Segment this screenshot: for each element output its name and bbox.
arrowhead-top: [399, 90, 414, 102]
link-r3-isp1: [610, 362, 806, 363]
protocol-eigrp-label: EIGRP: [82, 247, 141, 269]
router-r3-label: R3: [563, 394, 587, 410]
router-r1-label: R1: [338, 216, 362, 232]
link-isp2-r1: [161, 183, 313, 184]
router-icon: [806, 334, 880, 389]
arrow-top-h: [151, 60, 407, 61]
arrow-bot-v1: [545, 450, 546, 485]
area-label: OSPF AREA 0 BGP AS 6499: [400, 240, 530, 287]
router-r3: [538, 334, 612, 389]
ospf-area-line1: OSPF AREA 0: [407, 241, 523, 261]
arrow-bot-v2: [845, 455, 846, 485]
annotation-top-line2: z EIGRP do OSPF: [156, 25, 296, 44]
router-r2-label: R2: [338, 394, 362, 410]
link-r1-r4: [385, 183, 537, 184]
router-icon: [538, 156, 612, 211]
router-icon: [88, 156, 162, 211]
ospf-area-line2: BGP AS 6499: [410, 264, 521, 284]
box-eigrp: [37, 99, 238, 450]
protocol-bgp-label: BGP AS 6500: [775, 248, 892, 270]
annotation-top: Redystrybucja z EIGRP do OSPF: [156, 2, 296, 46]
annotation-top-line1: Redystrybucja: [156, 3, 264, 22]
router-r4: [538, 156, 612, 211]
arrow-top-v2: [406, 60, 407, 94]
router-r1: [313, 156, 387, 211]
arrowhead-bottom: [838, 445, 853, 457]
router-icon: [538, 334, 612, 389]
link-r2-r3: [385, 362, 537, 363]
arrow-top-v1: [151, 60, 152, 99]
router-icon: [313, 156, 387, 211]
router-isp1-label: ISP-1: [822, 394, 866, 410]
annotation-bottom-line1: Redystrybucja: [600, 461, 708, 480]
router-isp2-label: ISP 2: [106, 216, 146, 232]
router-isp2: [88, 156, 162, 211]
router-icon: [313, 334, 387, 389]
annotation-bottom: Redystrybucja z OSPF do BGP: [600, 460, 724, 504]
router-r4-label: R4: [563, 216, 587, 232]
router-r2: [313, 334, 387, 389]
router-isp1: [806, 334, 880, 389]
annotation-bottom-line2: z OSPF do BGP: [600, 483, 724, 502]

^^^^

■ **CHALLENGE**:
Rewrite the items from the first line through the line that contains "link-r1-r4: [385, 183, 537, 184]", changing "OSPF AREA 0" to "OSPF AREA 1" and leaving everything else as it is.

■ **SOLUTION FOR THIS TASK**:
Segment this screenshot: for each element output its name and bbox.
arrowhead-top: [399, 90, 414, 102]
link-r3-isp1: [610, 362, 806, 363]
protocol-eigrp-label: EIGRP: [82, 247, 141, 269]
router-r3-label: R3: [563, 394, 587, 410]
router-r1-label: R1: [338, 216, 362, 232]
link-isp2-r1: [161, 183, 313, 184]
router-icon: [806, 334, 880, 389]
arrow-top-h: [151, 60, 407, 61]
arrow-bot-v1: [545, 450, 546, 485]
area-label: OSPF AREA 1 BGP AS 6499: [400, 240, 530, 287]
router-r3: [538, 334, 612, 389]
ospf-area-line1: OSPF AREA 1: [407, 241, 523, 261]
arrow-bot-v2: [845, 455, 846, 485]
annotation-top-line2: z EIGRP do OSPF: [156, 25, 296, 44]
router-r2-label: R2: [338, 394, 362, 410]
link-r1-r4: [385, 183, 537, 184]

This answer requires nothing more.